**Set exercise 1**
Retype the passage on the Bengals offensive line in full, word for word.

**Document**
========

I’ve semi-often referred to tweets that felt relevant to me after watching NFL game film. This one stuck with me re-watching the Bengals defeat against the Chiefs:
Only two NFL teams last year had all five offensive linemen play at least 90 percent of their snaps.— Cian Fahey (@Cianaf) August 13, 2017
Both played in the Super Bowl.
The Tweet explains that the teams that make it the furthest are almost always the healthiest teams. Not necessarily the best, or the most talented, or the most well put together, but the healthiest. No position group’s health, and therefore continuity and chemistry, is more important than the offensive line. However, it wasn’t all health that put the Cincinnati Bengals out of this statistic last year. Three of their opening day starters played more than 90% of their snaps: Kevin Zeitler (99.9%), Andrew Whitworth (98%) and Russell Bodine (97.5%) never missed extended time. But two of those players are gone now. Of the two who didn’t pass the 90% threshold, Clint Boling (86.7%) was the one who was hurt the most. The other, Cedric Ogbuehi (62.3%) didn’t get to 90% because of his inadequacy.
The Bengals return two starters at their 2016 positions from last year’s squad, with presumably two fresh faces to the first team, now that Trey Hopkins is looking like the projected opening day starter at right guard. This group has been bashed constantly throughout the offseason because of their lack of individual abilities combined together. I’ve for sure posted my fair share of skepticism. But some of the players have shown to be capable of becoming better as individuals. The real issue, is how quickly they can all gel together. Because with this amount of inexperience playing together, mistakes will be made, and if one guy messes up, an entire play is at risk. And that’s what we saw a lot of against the Kansas City Chiefs in the Bengals’ second preseason contest.

========

**Set exercise 2**
Lay out the records as a Markdown table with the columns Row and Record line. Include each line from the start of the records up to and including the line containing "The lead terminals 150 is at (508, 518).", and leave out blank lines.

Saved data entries
========

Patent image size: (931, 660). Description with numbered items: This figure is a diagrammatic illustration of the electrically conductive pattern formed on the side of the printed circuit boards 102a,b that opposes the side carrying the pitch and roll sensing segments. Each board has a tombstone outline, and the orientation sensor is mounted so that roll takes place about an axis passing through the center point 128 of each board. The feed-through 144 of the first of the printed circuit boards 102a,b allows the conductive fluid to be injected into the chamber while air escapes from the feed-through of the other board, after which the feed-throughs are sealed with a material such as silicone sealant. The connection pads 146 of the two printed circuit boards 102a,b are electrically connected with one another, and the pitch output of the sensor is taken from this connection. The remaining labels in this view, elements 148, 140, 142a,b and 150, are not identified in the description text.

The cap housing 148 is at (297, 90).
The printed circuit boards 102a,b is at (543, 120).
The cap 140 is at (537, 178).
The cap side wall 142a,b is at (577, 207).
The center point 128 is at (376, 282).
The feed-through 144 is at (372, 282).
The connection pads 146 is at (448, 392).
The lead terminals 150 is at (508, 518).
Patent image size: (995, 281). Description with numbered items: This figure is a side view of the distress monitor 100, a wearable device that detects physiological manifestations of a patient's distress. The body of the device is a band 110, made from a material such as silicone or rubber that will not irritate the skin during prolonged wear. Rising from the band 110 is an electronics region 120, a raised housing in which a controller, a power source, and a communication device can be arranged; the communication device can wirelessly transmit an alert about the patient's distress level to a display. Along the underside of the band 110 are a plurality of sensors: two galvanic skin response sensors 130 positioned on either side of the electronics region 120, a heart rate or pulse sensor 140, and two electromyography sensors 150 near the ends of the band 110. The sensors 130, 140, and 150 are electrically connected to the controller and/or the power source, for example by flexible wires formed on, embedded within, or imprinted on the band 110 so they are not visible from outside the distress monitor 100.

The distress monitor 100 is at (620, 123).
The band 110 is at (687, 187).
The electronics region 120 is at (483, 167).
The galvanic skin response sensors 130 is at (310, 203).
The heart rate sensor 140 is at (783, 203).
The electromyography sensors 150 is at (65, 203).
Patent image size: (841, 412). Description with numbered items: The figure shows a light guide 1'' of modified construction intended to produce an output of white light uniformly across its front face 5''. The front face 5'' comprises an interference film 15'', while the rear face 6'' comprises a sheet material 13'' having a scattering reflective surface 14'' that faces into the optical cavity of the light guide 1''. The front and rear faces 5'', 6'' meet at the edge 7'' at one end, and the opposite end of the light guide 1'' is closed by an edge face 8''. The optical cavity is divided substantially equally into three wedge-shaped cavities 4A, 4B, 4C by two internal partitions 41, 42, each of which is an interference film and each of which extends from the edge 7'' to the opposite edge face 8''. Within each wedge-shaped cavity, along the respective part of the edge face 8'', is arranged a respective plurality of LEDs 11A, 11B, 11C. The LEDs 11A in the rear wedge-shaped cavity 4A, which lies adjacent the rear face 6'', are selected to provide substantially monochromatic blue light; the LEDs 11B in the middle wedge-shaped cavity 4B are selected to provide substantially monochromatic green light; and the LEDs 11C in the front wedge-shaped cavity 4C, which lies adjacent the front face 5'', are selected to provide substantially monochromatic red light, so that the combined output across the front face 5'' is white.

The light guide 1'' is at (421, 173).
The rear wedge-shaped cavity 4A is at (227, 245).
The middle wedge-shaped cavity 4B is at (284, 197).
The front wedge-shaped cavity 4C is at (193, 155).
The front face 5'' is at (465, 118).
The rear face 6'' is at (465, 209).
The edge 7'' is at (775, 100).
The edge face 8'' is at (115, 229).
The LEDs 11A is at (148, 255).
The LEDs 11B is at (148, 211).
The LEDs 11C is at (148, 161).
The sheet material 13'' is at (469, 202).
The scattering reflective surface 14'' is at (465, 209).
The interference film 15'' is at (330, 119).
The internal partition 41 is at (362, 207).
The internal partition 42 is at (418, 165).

========

**Complete answer 1**
I’ve semi-often referred to tweets that felt relevant to me after watching NFL game film. This one stuck with me re-watching the Bengals defeat against the Chiefs:
Only two NFL teams last year had all five offensive linemen play at least 90 percent of their snaps.— Cian Fahey (@Cianaf) August 13, 2017
Both played in the Super Bowl.
The Tweet explains that the teams that make it the furthest are almost always the healthiest teams. Not necessarily the best, or the most talented, or the most well put together, but the healthiest. No position group’s health, and therefore continuity and chemistry, is more important than the offensive line. However, it wasn’t all health that put the Cincinnati Bengals out of this statistic last year. Three of their opening day starters played more than 90% of their snaps: Kevin Zeitler (99.9%), Andrew Whitworth (98%) and Russell Bodine (97.5%) never missed extended time. But two of those players are gone now. Of the two who didn’t pass the 90% threshold, Clint Boling (86.7%) was the one who was hurt the most. The other, Cedric Ogbuehi (62.3%) didn’t get to 90% because of his inadequacy.
The Bengals return two starters at their 2016 positions from last year’s squad, with presumably two fresh faces to the first team, now that Trey Hopkins is looking like the projected opening day starter at right guard. This group has been bashed constantly throughout the offseason because of their lack of individual abilities combined together. I’ve for sure posted my fair share of skepticism. But some of the players have shown to be capable of becoming better as individuals. The real issue, is how quickly they can all gel together. Because with this amount of inexperience playing together, mistakes will be made, and if one guy messes up, an entire play is at risk. And that’s what we saw a lot of against the Kansas City Chiefs in the Bengals’ second preseason contest.

**Complete answer 2**
| Row | Record line |
|---|---|
| 1 | Patent image size: (931, 660). Description with numbered items: This figure is a diagrammatic illustration of the electrically conductive pattern formed on the side of the printed circuit boards 102a,b that opposes the side carrying the pitch and roll sensing segments. Each board has a tombstone outline, and the orientation sensor is mounted so that roll takes place about an axis passing through the center point 128 of each board. The feed-through 144 of the first of the printed circuit boards 102a,b allows the conductive fluid to be injected into the chamber while air escapes from the feed-through of the other board, after which the feed-throughs are sealed with a material such as silicone sealant. The connection pads 146 of the two printed circuit boards 102a,b are electrically connected with one another, and the pitch output of the sensor is taken from this connection. The remaining labels in this view, elements 148, 140, 142a,b and 150, are not identified in the description text. |
| 2 | The cap housing 148 is at (297, 90). |
| 3 | The printed circuit boards 102a,b is at (543, 120). |
| 4 | The cap 140 is at (537, 178). |
| 5 | The cap side wall 142a,b is at (577, 207). |
| 6 | The center point 128 is at (376, 282). |
| 7 | The feed-through 144 is at (372, 282). |
| 8 | The connection pads 146 is at (448, 392). |
| 9 | The lead terminals 150 is at (508, 518). |